■ **WRITTEN TASK**
All lines featuring the string "dass" are to be listed.

•••••

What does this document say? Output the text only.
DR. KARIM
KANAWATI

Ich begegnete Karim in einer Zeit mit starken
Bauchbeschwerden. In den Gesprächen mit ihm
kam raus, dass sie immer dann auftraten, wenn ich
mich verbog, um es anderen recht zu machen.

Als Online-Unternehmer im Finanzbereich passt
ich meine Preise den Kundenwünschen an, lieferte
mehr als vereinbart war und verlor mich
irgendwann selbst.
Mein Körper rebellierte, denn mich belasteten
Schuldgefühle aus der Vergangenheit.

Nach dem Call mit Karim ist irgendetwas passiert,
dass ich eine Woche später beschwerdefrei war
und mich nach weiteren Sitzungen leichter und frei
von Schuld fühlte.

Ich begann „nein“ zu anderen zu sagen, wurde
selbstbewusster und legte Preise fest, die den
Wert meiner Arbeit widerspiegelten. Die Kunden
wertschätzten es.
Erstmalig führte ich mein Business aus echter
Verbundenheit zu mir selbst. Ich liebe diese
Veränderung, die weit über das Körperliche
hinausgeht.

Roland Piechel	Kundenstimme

•••••

■ **TASK ANSWER**
kam raus, dass sie immer dann auftraten, wenn ich
dass ich eine Woche später beschwerdefrei war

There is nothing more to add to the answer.